_Extracted material_
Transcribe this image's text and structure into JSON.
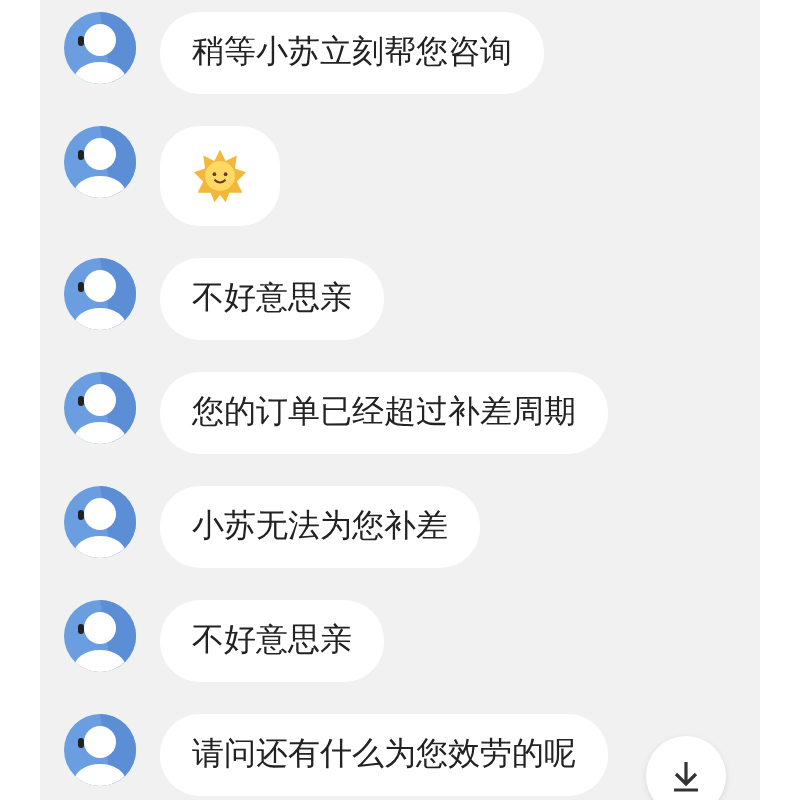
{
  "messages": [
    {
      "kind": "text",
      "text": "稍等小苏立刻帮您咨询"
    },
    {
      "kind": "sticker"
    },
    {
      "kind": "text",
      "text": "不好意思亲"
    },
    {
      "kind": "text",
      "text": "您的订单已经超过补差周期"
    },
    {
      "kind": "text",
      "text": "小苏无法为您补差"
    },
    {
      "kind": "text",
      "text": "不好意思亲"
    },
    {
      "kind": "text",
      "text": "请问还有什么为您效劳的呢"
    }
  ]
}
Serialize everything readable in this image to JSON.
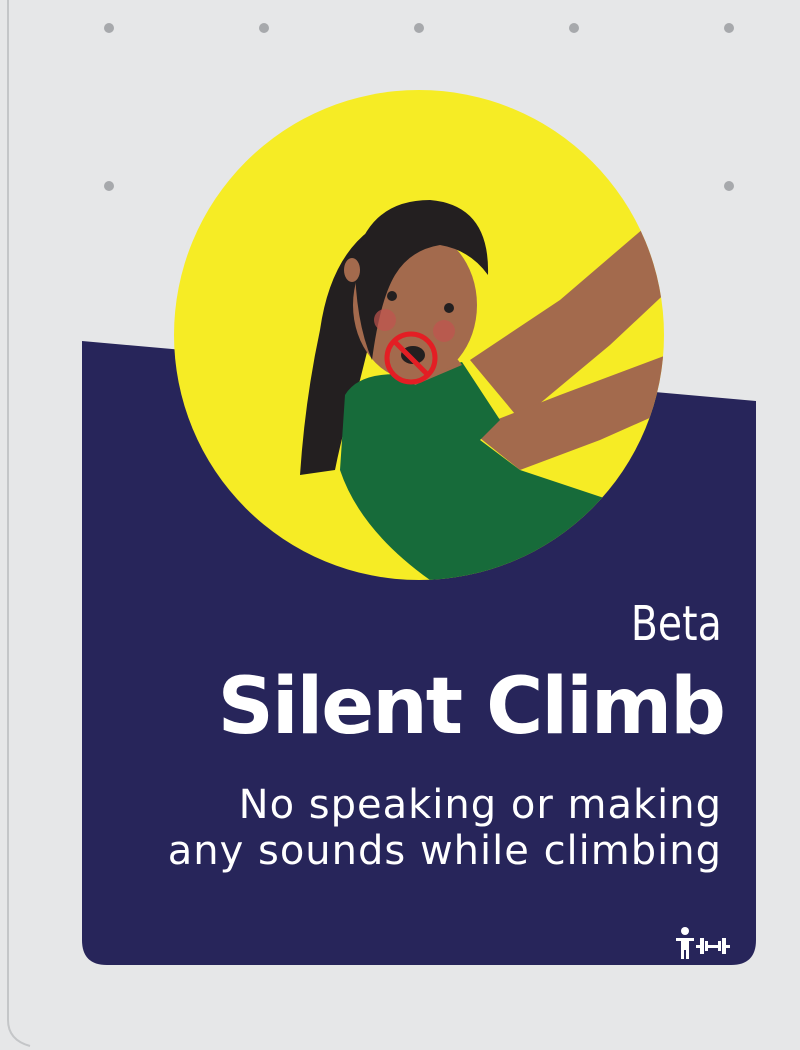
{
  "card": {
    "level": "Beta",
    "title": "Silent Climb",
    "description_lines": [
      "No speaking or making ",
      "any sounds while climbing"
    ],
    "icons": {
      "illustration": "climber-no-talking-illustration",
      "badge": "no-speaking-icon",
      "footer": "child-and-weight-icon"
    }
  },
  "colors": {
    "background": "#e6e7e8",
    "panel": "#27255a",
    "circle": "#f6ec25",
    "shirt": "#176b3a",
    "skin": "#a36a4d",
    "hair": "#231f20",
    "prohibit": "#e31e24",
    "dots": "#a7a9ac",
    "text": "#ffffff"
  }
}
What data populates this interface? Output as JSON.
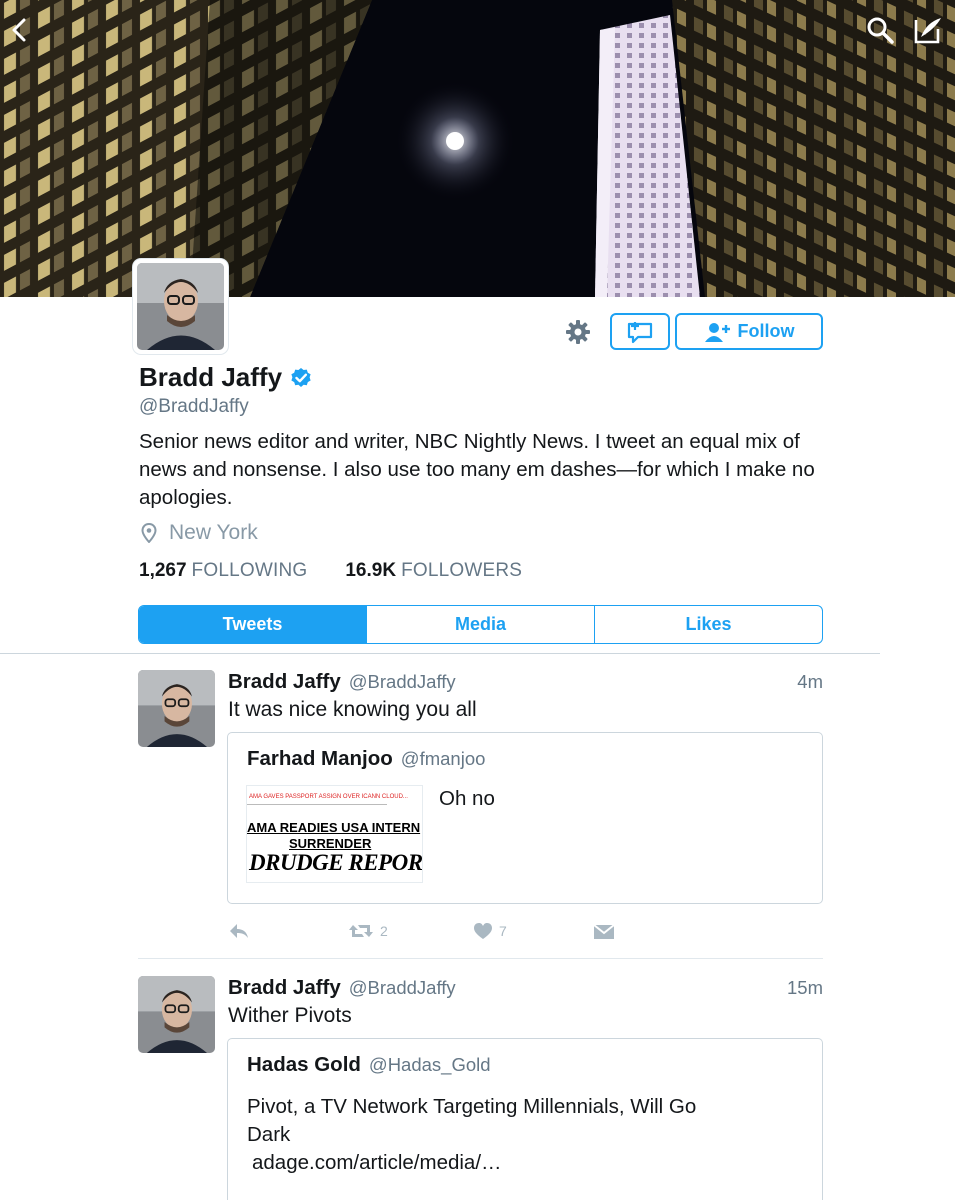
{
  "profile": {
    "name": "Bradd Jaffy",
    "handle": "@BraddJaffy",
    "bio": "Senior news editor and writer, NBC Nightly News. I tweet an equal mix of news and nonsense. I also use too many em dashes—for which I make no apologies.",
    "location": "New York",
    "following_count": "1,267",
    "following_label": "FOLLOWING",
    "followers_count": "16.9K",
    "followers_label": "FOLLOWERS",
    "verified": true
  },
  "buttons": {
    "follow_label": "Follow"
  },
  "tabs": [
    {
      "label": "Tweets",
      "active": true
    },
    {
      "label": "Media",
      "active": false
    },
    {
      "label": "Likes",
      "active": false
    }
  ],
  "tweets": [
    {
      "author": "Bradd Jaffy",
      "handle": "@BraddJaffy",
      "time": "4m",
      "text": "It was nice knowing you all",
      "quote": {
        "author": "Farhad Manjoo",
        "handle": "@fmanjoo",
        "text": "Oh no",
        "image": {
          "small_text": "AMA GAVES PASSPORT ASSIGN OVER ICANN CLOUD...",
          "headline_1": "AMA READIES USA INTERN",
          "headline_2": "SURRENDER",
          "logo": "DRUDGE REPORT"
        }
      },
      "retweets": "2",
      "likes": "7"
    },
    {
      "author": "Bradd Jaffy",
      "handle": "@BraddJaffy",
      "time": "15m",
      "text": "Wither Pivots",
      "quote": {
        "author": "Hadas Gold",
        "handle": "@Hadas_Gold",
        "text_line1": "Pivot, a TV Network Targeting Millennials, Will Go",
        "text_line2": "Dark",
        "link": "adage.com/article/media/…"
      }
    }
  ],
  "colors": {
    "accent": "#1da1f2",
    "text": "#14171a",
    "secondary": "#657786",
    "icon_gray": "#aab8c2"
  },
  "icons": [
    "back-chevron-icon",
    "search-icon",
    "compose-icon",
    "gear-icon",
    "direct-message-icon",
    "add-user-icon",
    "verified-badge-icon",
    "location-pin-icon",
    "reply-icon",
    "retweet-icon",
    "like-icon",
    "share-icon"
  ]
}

_Task description_
Without including any pictures, output all the entries above exactly.

_Result_
Transcribe this image's text and structure into JSON.
{
  "messages": [
    {
      "kind": "text",
      "text": "稍等小苏立刻帮您咨询"
    },
    {
      "kind": "sticker"
    },
    {
      "kind": "text",
      "text": "不好意思亲"
    },
    {
      "kind": "text",
      "text": "您的订单已经超过补差周期"
    },
    {
      "kind": "text",
      "text": "小苏无法为您补差"
    },
    {
      "kind": "text",
      "text": "不好意思亲"
    },
    {
      "kind": "text",
      "text": "请问还有什么为您效劳的呢"
    }
  ]
}
Serialize everything readable in this image to JSON.
{
  "card": {
    "level": "Beta",
    "title": "Silent Climb",
    "description_lines": [
      "No speaking or making ",
      "any sounds while climbing"
    ],
    "icons": {
      "illustration": "climber-no-talking-illustration",
      "badge": "no-speaking-icon",
      "footer": "child-and-weight-icon"
    }
  },
  "colors": {
    "background": "#e6e7e8",
    "panel": "#27255a",
    "circle": "#f6ec25",
    "shirt": "#176b3a",
    "skin": "#a36a4d",
    "hair": "#231f20",
    "prohibit": "#e31e24",
    "dots": "#a7a9ac",
    "text": "#ffffff"
  }
}
What data populates this interface? Output as JSON.
{
  "profile": {
    "name": "Bradd Jaffy",
    "handle": "@BraddJaffy",
    "bio": "Senior news editor and writer, NBC Nightly News. I tweet an equal mix of news and nonsense. I also use too many em dashes—for which I make no apologies.",
    "location": "New York",
    "following_count": "1,267",
    "following_label": "FOLLOWING",
    "followers_count": "16.9K",
    "followers_label": "FOLLOWERS",
    "verified": true
  },
  "buttons": {
    "follow_label": "Follow"
  },
  "tabs": [
    {
      "label": "Tweets",
      "active": true
    },
    {
      "label": "Media",
      "active": false
    },
    {
      "label": "Likes",
      "active": false
    }
  ],
  "tweets": [
    {
      "author": "Bradd Jaffy",
      "handle": "@BraddJaffy",
      "time": "4m",
      "text": "It was nice knowing you all",
      "quote": {
        "author": "Farhad Manjoo",
        "handle": "@fmanjoo",
        "text": "Oh no",
        "image": {
          "small_text": "AMA GAVES PASSPORT ASSIGN OVER ICANN CLOUD...",
          "headline_1": "AMA READIES USA INTERN",
          "headline_2": "SURRENDER",
          "logo": "DRUDGE REPORT"
        }
      },
      "retweets": "2",
      "likes": "7"
    },
    {
      "author": "Bradd Jaffy",
      "handle": "@BraddJaffy",
      "time": "15m",
      "text": "Wither Pivots",
      "quote": {
        "author": "Hadas Gold",
        "handle": "@Hadas_Gold",
        "text_line1": "Pivot, a TV Network Targeting Millennials, Will Go",
        "text_line2": "Dark",
        "link": "adage.com/article/media/…"
      }
    }
  ],
  "colors": {
    "accent": "#1da1f2",
    "text": "#14171a",
    "secondary": "#657786",
    "icon_gray": "#aab8c2"
  },
  "icons": [
    "back-chevron-icon",
    "search-icon",
    "compose-icon",
    "gear-icon",
    "direct-message-icon",
    "add-user-icon",
    "verified-badge-icon",
    "location-pin-icon",
    "reply-icon",
    "retweet-icon",
    "like-icon",
    "share-icon"
  ]
}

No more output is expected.